_What to do_
Below are some entries. Work out how many of their lines hold the word "words", and write that number alone.

═════ Provided data ═════

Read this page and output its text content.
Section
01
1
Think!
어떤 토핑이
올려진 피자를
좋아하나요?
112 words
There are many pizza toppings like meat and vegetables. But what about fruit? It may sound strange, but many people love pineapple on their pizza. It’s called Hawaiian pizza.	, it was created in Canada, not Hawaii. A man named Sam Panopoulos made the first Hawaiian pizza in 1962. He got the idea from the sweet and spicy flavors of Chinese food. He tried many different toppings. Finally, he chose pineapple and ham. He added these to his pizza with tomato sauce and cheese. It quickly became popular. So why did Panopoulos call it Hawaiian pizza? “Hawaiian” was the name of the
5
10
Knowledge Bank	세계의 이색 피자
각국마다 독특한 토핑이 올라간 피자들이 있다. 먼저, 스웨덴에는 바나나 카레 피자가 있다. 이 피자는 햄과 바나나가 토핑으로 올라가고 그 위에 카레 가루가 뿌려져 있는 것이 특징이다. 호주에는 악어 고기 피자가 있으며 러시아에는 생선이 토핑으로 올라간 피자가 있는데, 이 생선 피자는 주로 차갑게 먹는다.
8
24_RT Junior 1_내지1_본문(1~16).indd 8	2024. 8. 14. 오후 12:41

═════
═════ Provided data ═════

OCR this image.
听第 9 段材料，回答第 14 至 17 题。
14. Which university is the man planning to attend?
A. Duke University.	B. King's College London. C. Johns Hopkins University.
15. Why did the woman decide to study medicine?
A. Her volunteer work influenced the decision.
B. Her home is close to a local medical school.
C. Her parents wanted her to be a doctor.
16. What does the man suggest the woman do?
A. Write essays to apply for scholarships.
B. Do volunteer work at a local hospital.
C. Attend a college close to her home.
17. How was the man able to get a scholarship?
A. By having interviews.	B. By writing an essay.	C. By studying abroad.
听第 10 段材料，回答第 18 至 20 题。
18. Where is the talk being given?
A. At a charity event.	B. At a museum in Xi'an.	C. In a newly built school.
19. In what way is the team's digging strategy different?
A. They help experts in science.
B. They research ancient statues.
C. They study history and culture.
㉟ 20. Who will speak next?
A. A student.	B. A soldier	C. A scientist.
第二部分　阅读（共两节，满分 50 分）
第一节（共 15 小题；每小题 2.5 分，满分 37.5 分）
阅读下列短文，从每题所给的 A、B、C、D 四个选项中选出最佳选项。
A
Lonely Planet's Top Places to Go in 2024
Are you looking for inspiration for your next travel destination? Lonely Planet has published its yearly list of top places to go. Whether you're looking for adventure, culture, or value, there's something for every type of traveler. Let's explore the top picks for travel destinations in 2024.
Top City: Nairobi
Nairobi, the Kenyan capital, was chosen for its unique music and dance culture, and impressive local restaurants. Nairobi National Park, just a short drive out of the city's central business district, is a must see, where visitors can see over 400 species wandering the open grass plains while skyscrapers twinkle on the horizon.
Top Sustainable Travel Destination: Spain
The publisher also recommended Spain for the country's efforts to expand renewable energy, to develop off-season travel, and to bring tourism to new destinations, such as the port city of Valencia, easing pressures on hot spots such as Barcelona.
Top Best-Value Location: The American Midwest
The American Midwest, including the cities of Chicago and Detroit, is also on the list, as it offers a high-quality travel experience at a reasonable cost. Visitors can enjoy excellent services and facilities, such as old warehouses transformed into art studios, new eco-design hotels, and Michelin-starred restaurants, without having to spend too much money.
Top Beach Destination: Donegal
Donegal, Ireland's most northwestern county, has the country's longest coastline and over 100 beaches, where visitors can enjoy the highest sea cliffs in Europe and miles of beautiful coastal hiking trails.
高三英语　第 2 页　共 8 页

═════
═════ Provided data ═════

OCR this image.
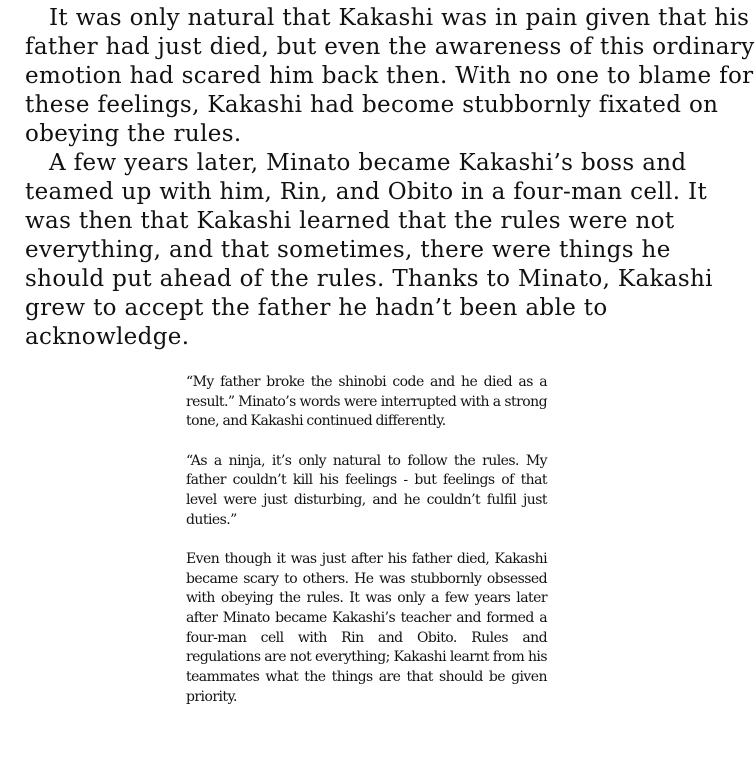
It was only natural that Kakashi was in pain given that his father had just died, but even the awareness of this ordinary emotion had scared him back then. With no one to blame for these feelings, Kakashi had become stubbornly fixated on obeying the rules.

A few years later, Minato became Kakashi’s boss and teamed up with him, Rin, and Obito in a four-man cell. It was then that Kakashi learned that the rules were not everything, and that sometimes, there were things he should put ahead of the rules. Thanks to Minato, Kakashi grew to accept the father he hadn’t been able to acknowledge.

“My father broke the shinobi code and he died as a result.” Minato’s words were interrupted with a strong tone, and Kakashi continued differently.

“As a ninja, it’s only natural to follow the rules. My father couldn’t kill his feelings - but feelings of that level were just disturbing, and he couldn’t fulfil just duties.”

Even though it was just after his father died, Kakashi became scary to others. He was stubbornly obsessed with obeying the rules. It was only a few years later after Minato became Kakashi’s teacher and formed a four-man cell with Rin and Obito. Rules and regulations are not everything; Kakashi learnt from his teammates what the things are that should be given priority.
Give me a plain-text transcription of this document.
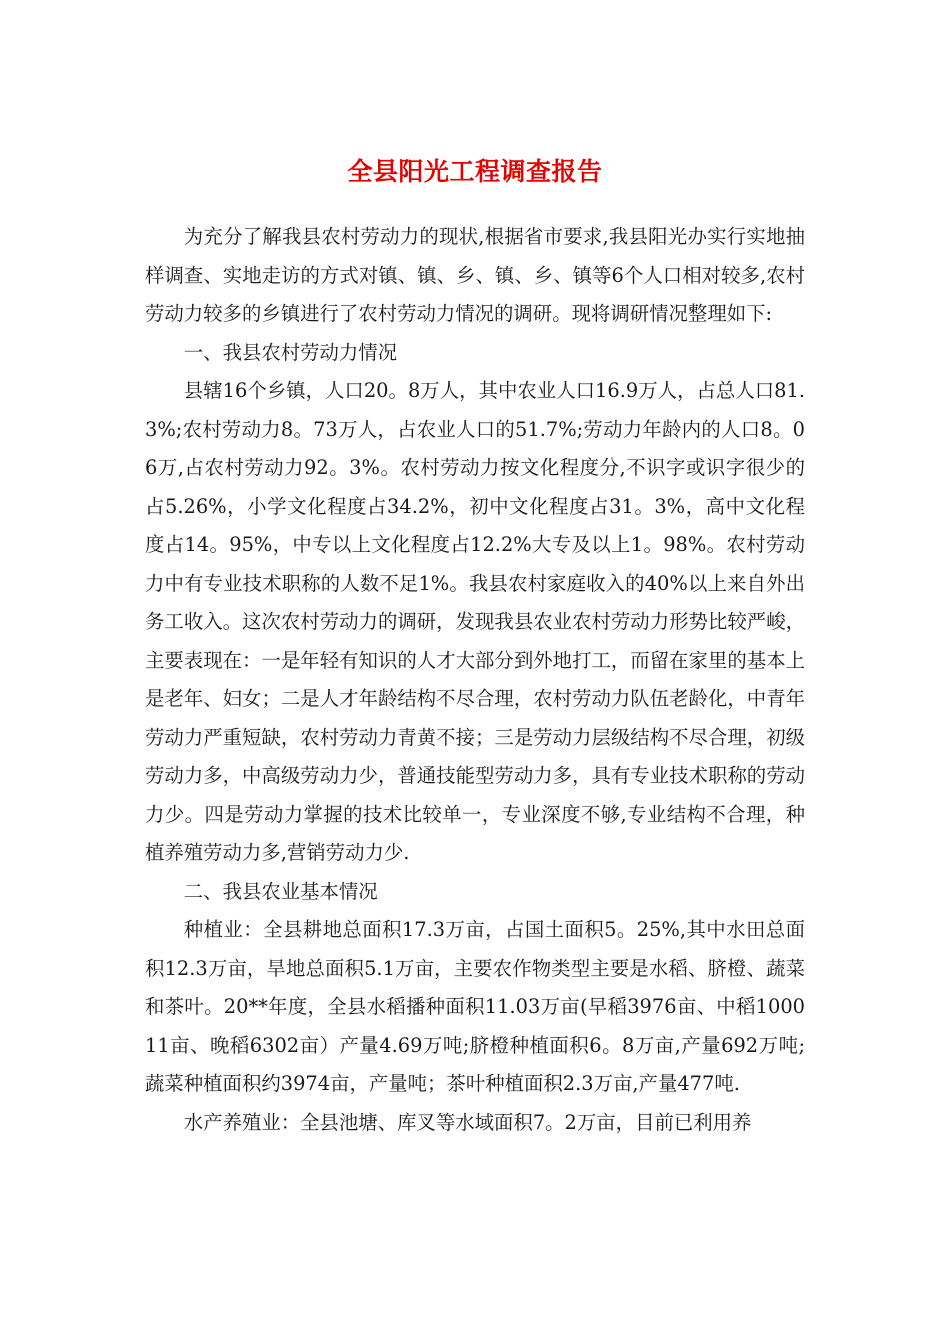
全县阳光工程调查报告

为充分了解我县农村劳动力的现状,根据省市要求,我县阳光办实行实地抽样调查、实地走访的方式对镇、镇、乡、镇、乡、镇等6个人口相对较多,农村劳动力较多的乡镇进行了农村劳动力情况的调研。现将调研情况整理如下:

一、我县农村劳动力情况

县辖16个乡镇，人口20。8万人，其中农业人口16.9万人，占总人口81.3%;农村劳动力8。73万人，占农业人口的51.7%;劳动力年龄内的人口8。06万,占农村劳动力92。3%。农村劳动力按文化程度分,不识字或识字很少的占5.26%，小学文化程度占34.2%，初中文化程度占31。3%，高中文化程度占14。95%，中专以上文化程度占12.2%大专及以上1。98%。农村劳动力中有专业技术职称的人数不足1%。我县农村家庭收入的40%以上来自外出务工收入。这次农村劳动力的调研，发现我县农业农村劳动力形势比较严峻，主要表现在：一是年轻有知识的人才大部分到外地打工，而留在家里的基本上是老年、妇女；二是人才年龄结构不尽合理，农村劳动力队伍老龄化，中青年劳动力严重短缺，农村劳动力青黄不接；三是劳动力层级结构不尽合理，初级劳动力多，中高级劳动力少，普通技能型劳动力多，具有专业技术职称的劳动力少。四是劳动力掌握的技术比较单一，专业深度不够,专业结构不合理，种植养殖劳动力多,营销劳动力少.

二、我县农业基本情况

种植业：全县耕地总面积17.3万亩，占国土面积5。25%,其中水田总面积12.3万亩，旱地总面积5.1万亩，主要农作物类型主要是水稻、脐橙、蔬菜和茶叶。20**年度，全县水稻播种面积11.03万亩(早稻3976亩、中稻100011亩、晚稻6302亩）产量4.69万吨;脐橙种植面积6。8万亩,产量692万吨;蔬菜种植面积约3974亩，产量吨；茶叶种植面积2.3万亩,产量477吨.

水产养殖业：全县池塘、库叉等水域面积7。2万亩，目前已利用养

═════

_The solution_
2